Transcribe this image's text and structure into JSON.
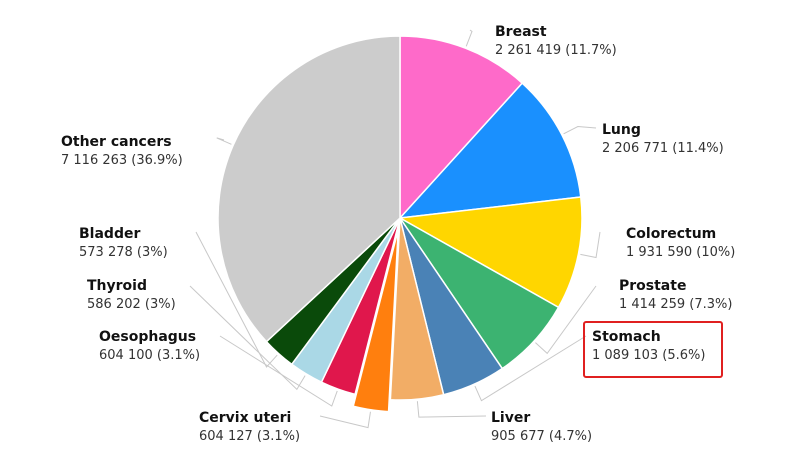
{
  "chart_data": {
    "type": "pie",
    "title": "",
    "slices": [
      {
        "name": "Breast",
        "value": 2261419,
        "percent": 11.7,
        "value_label": "2 261 419 (11.7%)",
        "color": "#fe6ac9"
      },
      {
        "name": "Lung",
        "value": 2206771,
        "percent": 11.4,
        "value_label": "2 206 771 (11.4%)",
        "color": "#1a90fe"
      },
      {
        "name": "Colorectum",
        "value": 1931590,
        "percent": 10,
        "value_label": "1 931 590 (10%)",
        "color": "#ffd600"
      },
      {
        "name": "Prostate",
        "value": 1414259,
        "percent": 7.3,
        "value_label": "1 414 259 (7.3%)",
        "color": "#3cb371"
      },
      {
        "name": "Stomach",
        "value": 1089103,
        "percent": 5.6,
        "value_label": "1 089 103 (5.6%)",
        "color": "#4a82b6",
        "highlighted": true
      },
      {
        "name": "Liver",
        "value": 905677,
        "percent": 4.7,
        "value_label": "905 677 (4.7%)",
        "color": "#f2ad66"
      },
      {
        "name": "Cervix uteri",
        "value": 604127,
        "percent": 3.1,
        "value_label": "604 127 (3.1%)",
        "color": "#ff7f0e",
        "exploded": true
      },
      {
        "name": "Oesophagus",
        "value": 604100,
        "percent": 3.1,
        "value_label": "604 100 (3.1%)",
        "color": "#e0174c"
      },
      {
        "name": "Thyroid",
        "value": 586202,
        "percent": 3,
        "value_label": "586 202 (3%)",
        "color": "#aad8e6"
      },
      {
        "name": "Bladder",
        "value": 573278,
        "percent": 3,
        "value_label": "573 278 (3%)",
        "color": "#0a4a0a"
      },
      {
        "name": "Other cancers",
        "value": 7116263,
        "percent": 36.9,
        "value_label": "7 116 263 (36.9%)",
        "color": "#cccccc"
      }
    ],
    "start_direction": "top",
    "rotation": "clockwise",
    "legend": "none",
    "highlight_color": "#e02020"
  }
}
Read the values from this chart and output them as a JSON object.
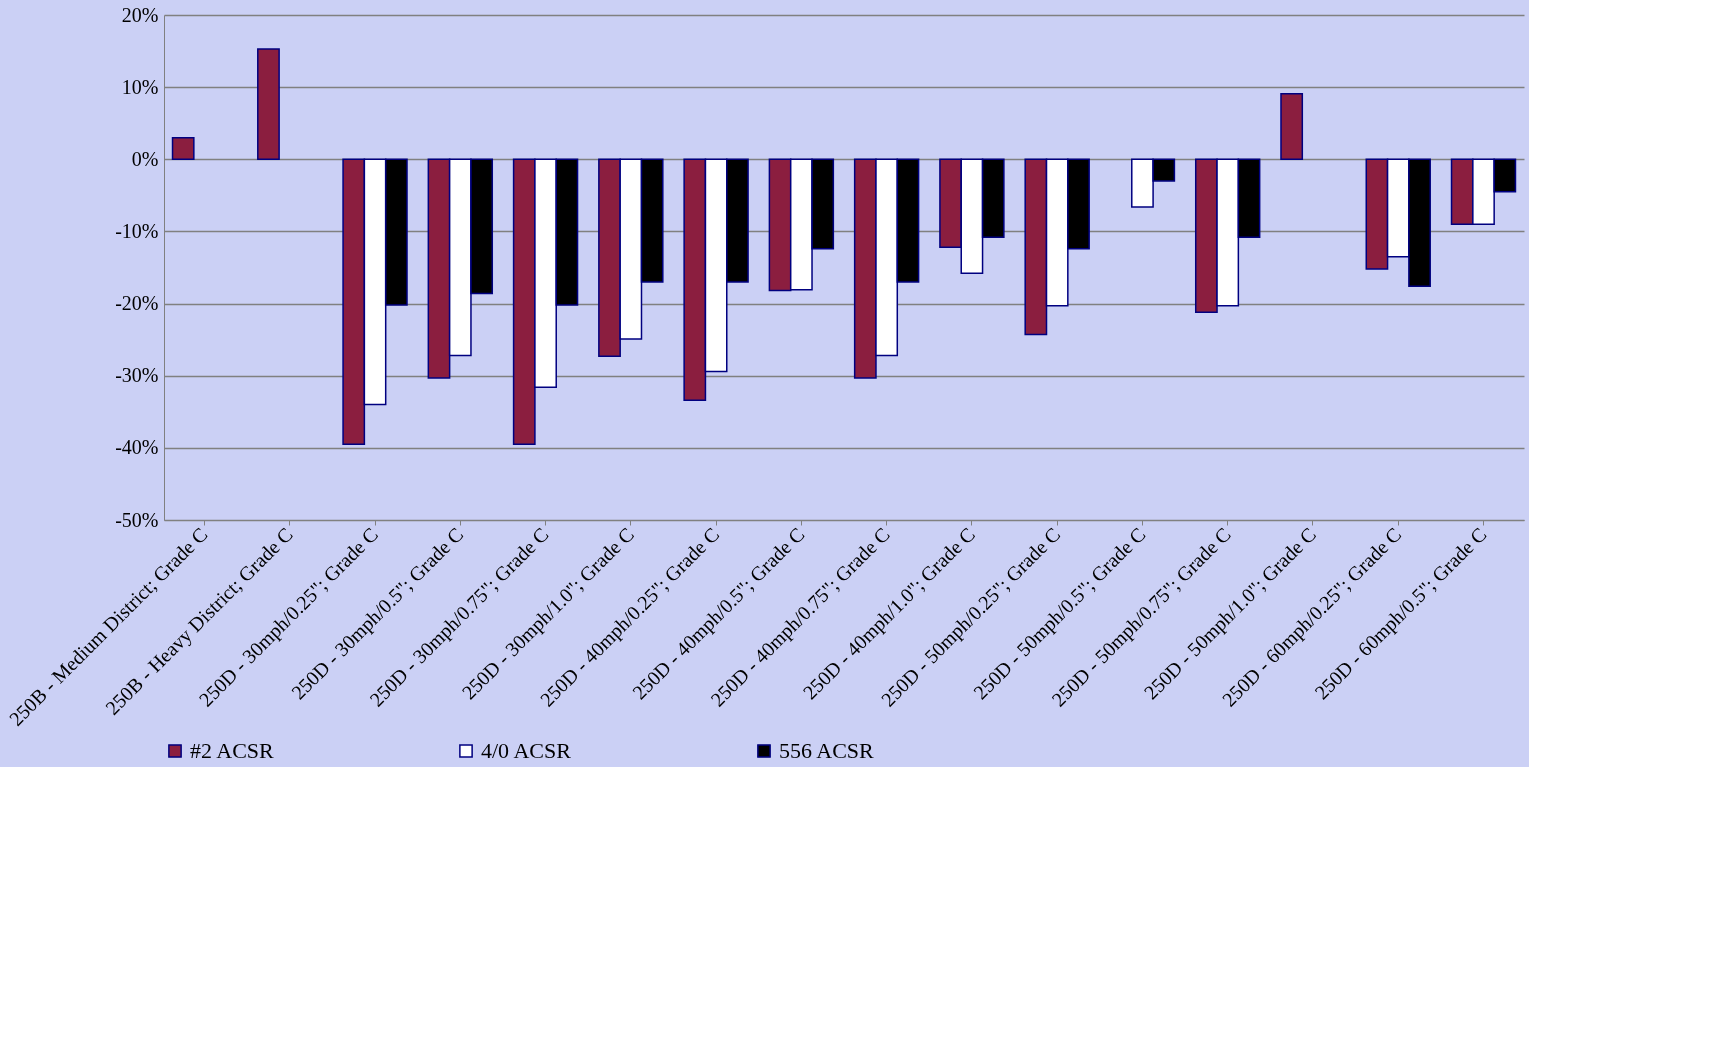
{
  "chart_data": {
    "type": "bar",
    "categories": [
      "250B - Medium District; Grade C",
      "250B - Heavy District; Grade C",
      "250D - 30mph/0.25\"; Grade C",
      "250D - 30mph/0.5\"; Grade C",
      "250D - 30mph/0.75\"; Grade C",
      "250D - 30mph/1.0\"; Grade C",
      "250D - 40mph/0.25\"; Grade C",
      "250D - 40mph/0.5\"; Grade C",
      "250D - 40mph/0.75\"; Grade C",
      "250D - 40mph/1.0\"; Grade C",
      "250D - 50mph/0.25\"; Grade C",
      "250D - 50mph/0.5\"; Grade C",
      "250D - 50mph/0.75\"; Grade C",
      "250D - 50mph/1.0\"; Grade C",
      "250D - 60mph/0.25\"; Grade C",
      "250D - 60mph/0.5\"; Grade C"
    ],
    "series": [
      {
        "name": "#2 ACSR",
        "color": "#8b1e3f",
        "values": [
          3,
          15.3,
          -39.5,
          -30.3,
          -39.5,
          -27.3,
          -33.4,
          -18.2,
          -30.3,
          -12.2,
          -24.3,
          null,
          -21.2,
          9.1,
          -15.2,
          -9
        ]
      },
      {
        "name": "4/0 ACSR",
        "color": "#ffffff",
        "values": [
          null,
          null,
          -34,
          -27.2,
          -31.6,
          -24.9,
          -29.4,
          -18.1,
          -27.2,
          -15.8,
          -20.3,
          -6.6,
          -20.3,
          null,
          -13.5,
          -9
        ]
      },
      {
        "name": "556 ACSR",
        "color": "#000000",
        "values": [
          null,
          null,
          -20.2,
          -18.6,
          -20.2,
          -17,
          -17,
          -12.4,
          -17,
          -10.8,
          -12.4,
          -3,
          -10.8,
          null,
          -17.6,
          -4.5
        ]
      }
    ],
    "ylim": [
      -50,
      20
    ],
    "yticks": [
      {
        "value": -50,
        "label": "-50%"
      },
      {
        "value": -40,
        "label": "-40%"
      },
      {
        "value": -30,
        "label": "-30%"
      },
      {
        "value": -20,
        "label": "-20%"
      },
      {
        "value": -10,
        "label": "-10%"
      },
      {
        "value": 0,
        "label": "0%"
      },
      {
        "value": 10,
        "label": "10%"
      },
      {
        "value": 20,
        "label": "20%"
      }
    ],
    "grid": "y",
    "legend": "bottom"
  }
}
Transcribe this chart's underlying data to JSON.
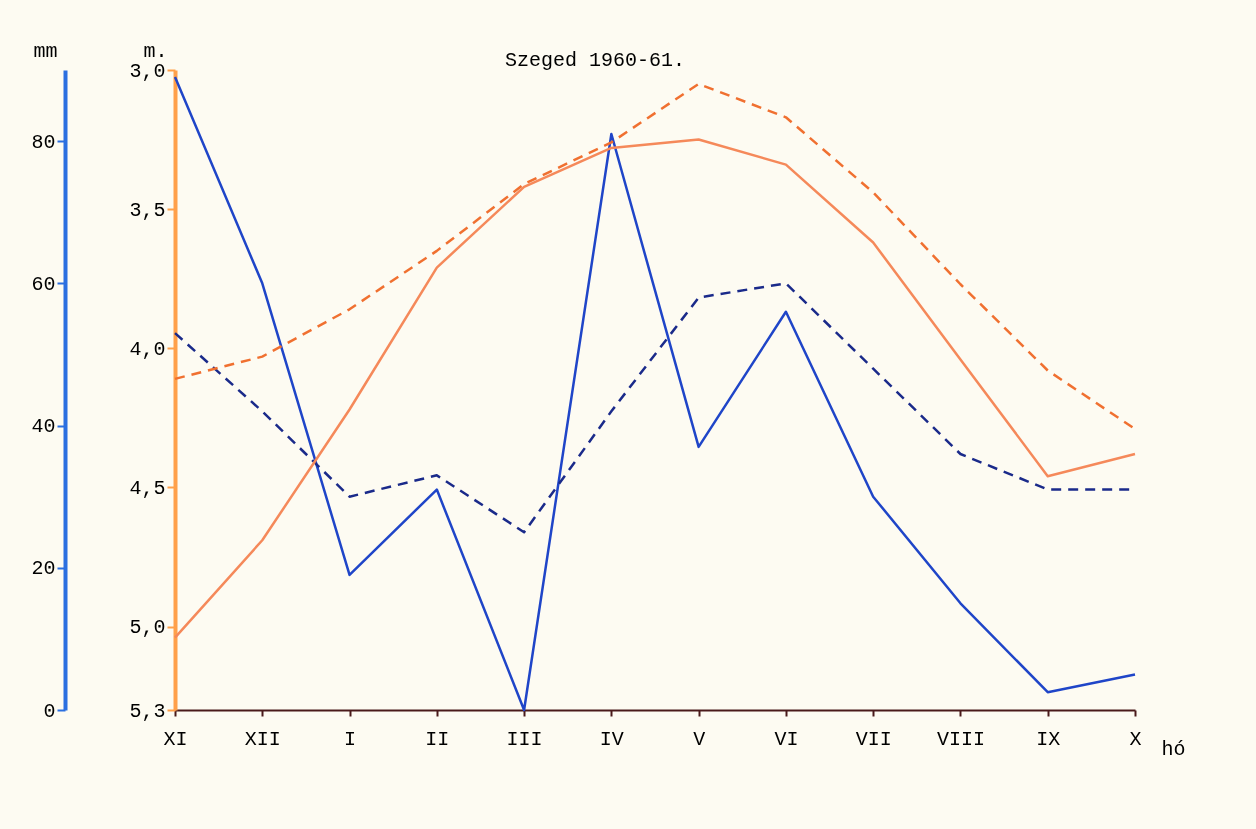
{
  "chart_data": {
    "type": "line",
    "title": "Szeged 1960-61.",
    "xlabel": "hó",
    "ylabel": "mm",
    "y2label": "m.",
    "categories": [
      "XI",
      "XII",
      "I",
      "II",
      "III",
      "IV",
      "V",
      "VI",
      "VII",
      "VIII",
      "IX",
      "X"
    ],
    "ylim": [
      0,
      90
    ],
    "yticks": [
      0,
      20,
      40,
      60,
      80
    ],
    "y2lim": [
      5.3,
      3.0
    ],
    "y2ticks": [
      {
        "value": 3.0,
        "label": "3,0"
      },
      {
        "value": 3.5,
        "label": "3,5"
      },
      {
        "value": 4.0,
        "label": "4,0"
      },
      {
        "value": 4.5,
        "label": "4,5"
      },
      {
        "value": 5.0,
        "label": "5,0"
      },
      {
        "value": 5.3,
        "label": "5,3"
      }
    ],
    "grid": false,
    "marker": "none",
    "series": [
      {
        "color": "#1f45c8",
        "line_style": "solid",
        "axis": "y",
        "values": [
          89,
          60,
          19,
          31,
          0,
          81,
          37,
          56,
          30,
          15,
          2.5,
          5
        ]
      },
      {
        "color": "#1a2a8a",
        "line_style": "dashed",
        "axis": "y",
        "values": [
          53,
          42,
          30,
          33,
          25,
          42,
          58,
          60,
          48,
          36,
          31,
          31
        ]
      },
      {
        "color": "#f5895a",
        "line_style": "solid",
        "axis": "y2",
        "values": [
          5.04,
          4.69,
          4.22,
          3.71,
          3.42,
          3.28,
          3.25,
          3.34,
          3.62,
          4.04,
          4.46,
          4.38
        ]
      },
      {
        "color": "#f07030",
        "line_style": "dashed",
        "axis": "y2",
        "values": [
          4.11,
          4.03,
          3.86,
          3.65,
          3.41,
          3.26,
          3.05,
          3.17,
          3.44,
          3.77,
          4.08,
          4.29
        ]
      }
    ]
  }
}
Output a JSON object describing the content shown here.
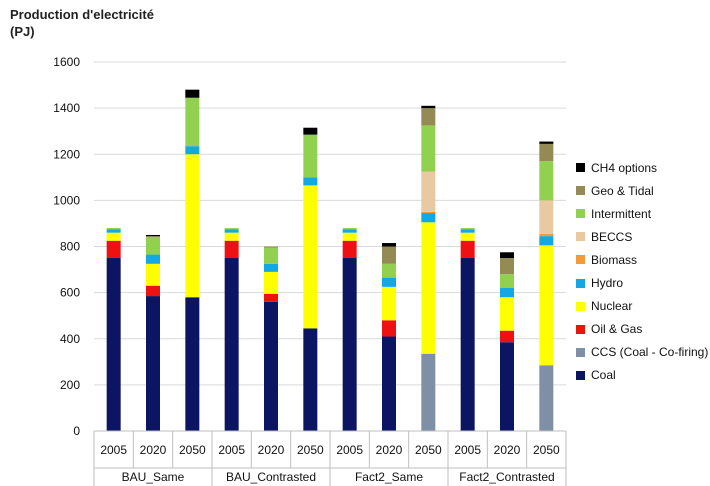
{
  "chart_data": {
    "type": "bar",
    "stacked": true,
    "ylabel": "Production d'electricité (PJ)",
    "ylim": [
      0,
      1600
    ],
    "yticks": [
      0,
      200,
      400,
      600,
      800,
      1000,
      1200,
      1400,
      1600
    ],
    "grid": "horizontal",
    "legend_position": "right",
    "groups": [
      "BAU_Same",
      "BAU_Contrasted",
      "Fact2_Same",
      "Fact2_Contrasted"
    ],
    "years": [
      "2005",
      "2020",
      "2050"
    ],
    "categories": [
      "2005",
      "2020",
      "2050",
      "2005",
      "2020",
      "2050",
      "2005",
      "2020",
      "2050",
      "2005",
      "2020",
      "2050"
    ],
    "series": [
      {
        "name": "Coal",
        "color": "#0b1561",
        "values": [
          750,
          585,
          580,
          750,
          560,
          445,
          750,
          410,
          0,
          750,
          385,
          0
        ]
      },
      {
        "name": "CCS (Coal - Co-firing)",
        "color": "#7f8fa6",
        "values": [
          0,
          0,
          0,
          0,
          0,
          0,
          0,
          0,
          335,
          0,
          0,
          285
        ]
      },
      {
        "name": "Oil & Gas",
        "color": "#ee1111",
        "values": [
          75,
          45,
          0,
          75,
          35,
          0,
          75,
          70,
          0,
          75,
          50,
          0
        ]
      },
      {
        "name": "Nuclear",
        "color": "#ffff00",
        "values": [
          35,
          95,
          620,
          35,
          95,
          620,
          35,
          145,
          570,
          35,
          145,
          520
        ]
      },
      {
        "name": "Hydro",
        "color": "#13a7e3",
        "values": [
          15,
          40,
          35,
          15,
          35,
          35,
          15,
          40,
          40,
          15,
          40,
          40
        ]
      },
      {
        "name": "Biomass",
        "color": "#f49a3b",
        "values": [
          0,
          0,
          0,
          0,
          0,
          0,
          0,
          0,
          5,
          0,
          0,
          10
        ]
      },
      {
        "name": "BECCS",
        "color": "#e8c9a2",
        "values": [
          0,
          0,
          0,
          0,
          0,
          0,
          0,
          0,
          175,
          0,
          0,
          145
        ]
      },
      {
        "name": "Intermittent",
        "color": "#92d050",
        "values": [
          5,
          75,
          210,
          5,
          70,
          185,
          5,
          60,
          200,
          5,
          60,
          170
        ]
      },
      {
        "name": "Geo & Tidal",
        "color": "#948a54",
        "values": [
          0,
          5,
          0,
          0,
          5,
          0,
          0,
          75,
          75,
          0,
          70,
          75
        ]
      },
      {
        "name": "CH4 options",
        "color": "#000000",
        "values": [
          0,
          5,
          35,
          0,
          0,
          30,
          0,
          15,
          10,
          0,
          25,
          10
        ]
      }
    ],
    "legend_order": [
      "CH4 options",
      "Geo & Tidal",
      "Intermittent",
      "BECCS",
      "Biomass",
      "Hydro",
      "Nuclear",
      "Oil & Gas",
      "CCS (Coal - Co-firing)",
      "Coal"
    ]
  }
}
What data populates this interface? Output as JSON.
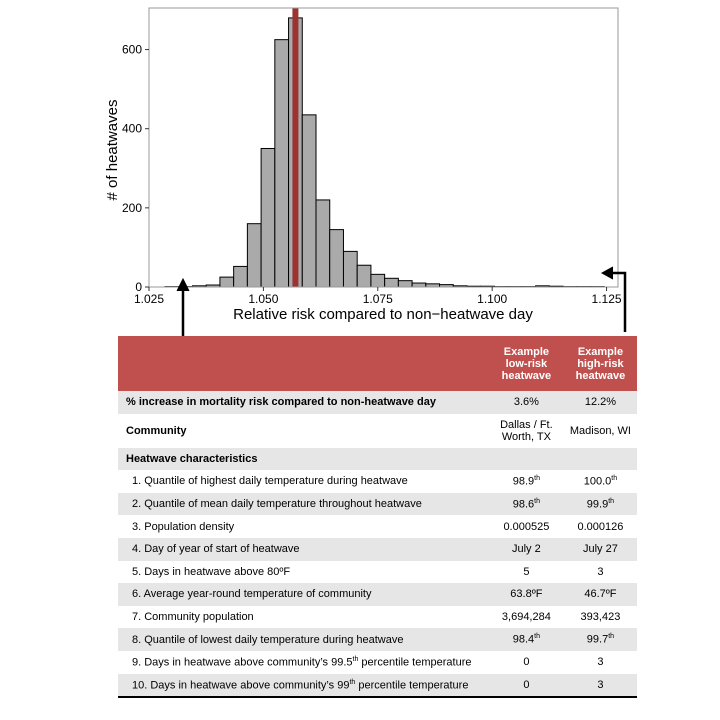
{
  "chart_data": {
    "type": "bar",
    "title": "",
    "xlabel": "Relative risk compared to non−heatwave day",
    "ylabel": "# of heatwaves",
    "xlim": [
      1.025,
      1.1275
    ],
    "ylim": [
      0,
      705
    ],
    "x_ticks": [
      1.025,
      1.05,
      1.075,
      1.1,
      1.125
    ],
    "x_tick_labels": [
      "1.025",
      "1.050",
      "1.075",
      "1.100",
      "1.125"
    ],
    "y_ticks": [
      0,
      200,
      400,
      600
    ],
    "y_tick_labels": [
      "0",
      "200",
      "400",
      "600"
    ],
    "bin_start": 1.0285,
    "bin_width": 0.003,
    "values": [
      1,
      1,
      3,
      5,
      25,
      52,
      160,
      350,
      625,
      680,
      435,
      220,
      145,
      90,
      55,
      32,
      22,
      16,
      10,
      8,
      6,
      3,
      2,
      2,
      1,
      1,
      1,
      3,
      2,
      1,
      1,
      1
    ],
    "vline": {
      "x": 1.057,
      "color": "#9b3333"
    },
    "bar_color": "#aaaaaa",
    "grid": false,
    "legend": "none"
  },
  "table": {
    "header": {
      "col_low": [
        "Example",
        "low-risk",
        "heatwave"
      ],
      "col_high": [
        "Example",
        "high-risk",
        "heatwave"
      ]
    },
    "rows": [
      {
        "label": "% increase in mortality risk compared to non-heatwave day",
        "low": "3.6%",
        "high": "12.2%",
        "style": "shade bold"
      },
      {
        "label": "Community",
        "low": "Dallas / Ft. Worth, TX",
        "high": "Madison, WI",
        "style": "bold tall"
      },
      {
        "label": "Heatwave characteristics",
        "low": "",
        "high": "",
        "style": "shade bold"
      },
      {
        "label": "1. Quantile of highest daily temperature during heatwave",
        "low": "98.9th",
        "high": "100.0th",
        "style": "sub"
      },
      {
        "label": "2.  Quantile of mean daily temperature throughout heatwave",
        "low": "98.6th",
        "high": "99.9th",
        "style": "shade sub"
      },
      {
        "label": "3. Population density",
        "low": "0.000525",
        "high": "0.000126",
        "style": "sub"
      },
      {
        "label": "4. Day of year of start of heatwave",
        "low": "July 2",
        "high": "July 27",
        "style": "shade sub"
      },
      {
        "label": "5. Days in heatwave above 80ºF",
        "low": "5",
        "high": "3",
        "style": "sub"
      },
      {
        "label": "6. Average year-round temperature of community",
        "low": "63.8ºF",
        "high": "46.7ºF",
        "style": "shade sub"
      },
      {
        "label": "7. Community population",
        "low": "3,694,284",
        "high": "393,423",
        "style": "sub"
      },
      {
        "label": "8. Quantile of lowest daily temperature during heatwave",
        "low": "98.4th",
        "high": "99.7th",
        "style": "shade sub"
      },
      {
        "label": "9. Days in heatwave above community’s 99.5th percentile temperature",
        "low": "0",
        "high": "3",
        "style": "sub"
      },
      {
        "label": "10. Days in heatwave above community’s 99th percentile temperature",
        "low": "0",
        "high": "3",
        "style": "shade sub last"
      }
    ]
  }
}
══════════════════════════════
• **Task instructions**:
Only lines holding the string "temperature" are wanted; gather each one from the entries above.

• **Output of the exercise**:
        "label": "1. Quantile of highest daily temperature during heatwave",
        "label": "2.  Quantile of mean daily temperature throughout heatwave",
        "label": "6. Average year-round temperature of community",
        "label": "8. Quantile of lowest daily temperature during heatwave",
        "label": "9. Days in heatwave above community’s 99.5th percentile temperature",
        "label": "10. Days in heatwave above community’s 99th percentile temperature",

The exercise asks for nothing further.